MATERIAL SUPPLIED

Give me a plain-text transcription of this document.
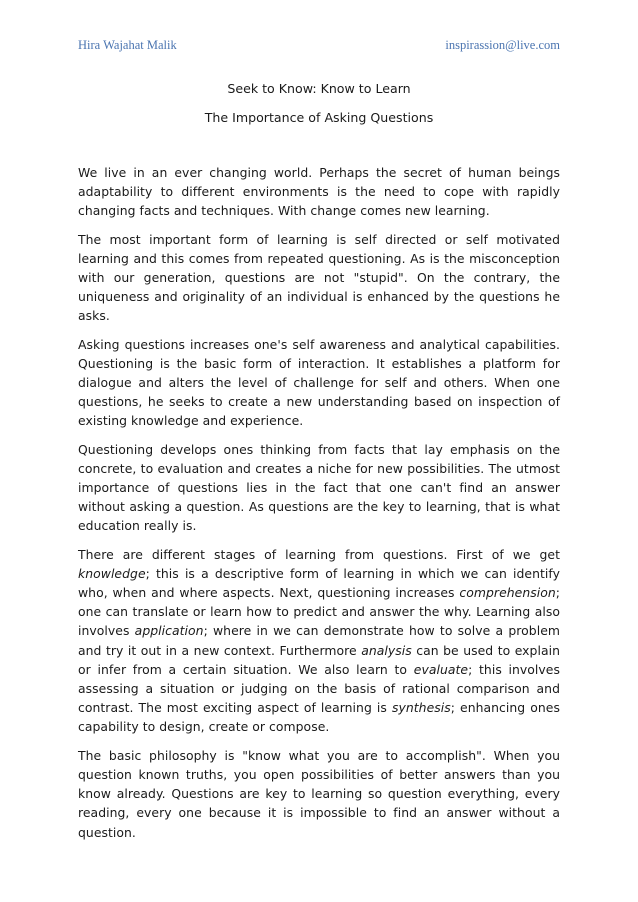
Hira Wajahat Malik	inspirassion@live.com

Seek to Know: Know to Learn

The Importance of Asking Questions

We live in an ever changing world. Perhaps the secret of human beings adaptability to different environments is the need to cope with rapidly changing facts and techniques. With change comes new learning.

The most important form of learning is self directed or self motivated learning and this comes from repeated questioning. As is the misconception with our generation, questions are not "stupid". On the contrary, the uniqueness and originality of an individual is enhanced by the questions he asks.

Asking questions increases one's self awareness and analytical capabilities. Questioning is the basic form of interaction. It establishes a platform for dialogue and alters the level of challenge for self and others. When one questions, he seeks to create a new understanding based on inspection of existing knowledge and experience.

Questioning develops ones thinking from facts that lay emphasis on the concrete, to evaluation and creates a niche for new possibilities. The utmost importance of questions lies in the fact that one can't find an answer without asking a question. As questions are the key to learning, that is what education really is.

There are different stages of learning from questions. First of we get knowledge; this is a descriptive form of learning in which we can identify who, when and where aspects. Next, questioning increases comprehension; one can translate or learn how to predict and answer the why. Learning also involves application; where in we can demonstrate how to solve a problem and try it out in a new context. Furthermore analysis can be used to explain or infer from a certain situation. We also learn to evaluate; this involves assessing a situation or judging on the basis of rational comparison and contrast. The most exciting aspect of learning is synthesis; enhancing ones capability to design, create or compose.

The basic philosophy is "know what you are to accomplish". When you question known truths, you open possibilities of better answers than you know already. Questions are key to learning so question everything, every reading, every one because it is impossible to find an answer without a question.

EXERCISE DIRECTIONS
The lines to collect are those holding the string "basic"; copy them all.

SOLUTION BELOW
Asking questions increases one's self awareness and analytical capabilities. Questioning is the basic form of interaction. It establishes a platform for dialogue and alters the level of challenge for self and others. When one questions, he seeks to create a new understanding based on inspection of existing knowledge and experience.
The basic philosophy is "know what you are to accomplish". When you question known truths, you open possibilities of better answers than you know already. Questions are key to learning so question everything, every reading, every one because it is impossible to find an answer without a question.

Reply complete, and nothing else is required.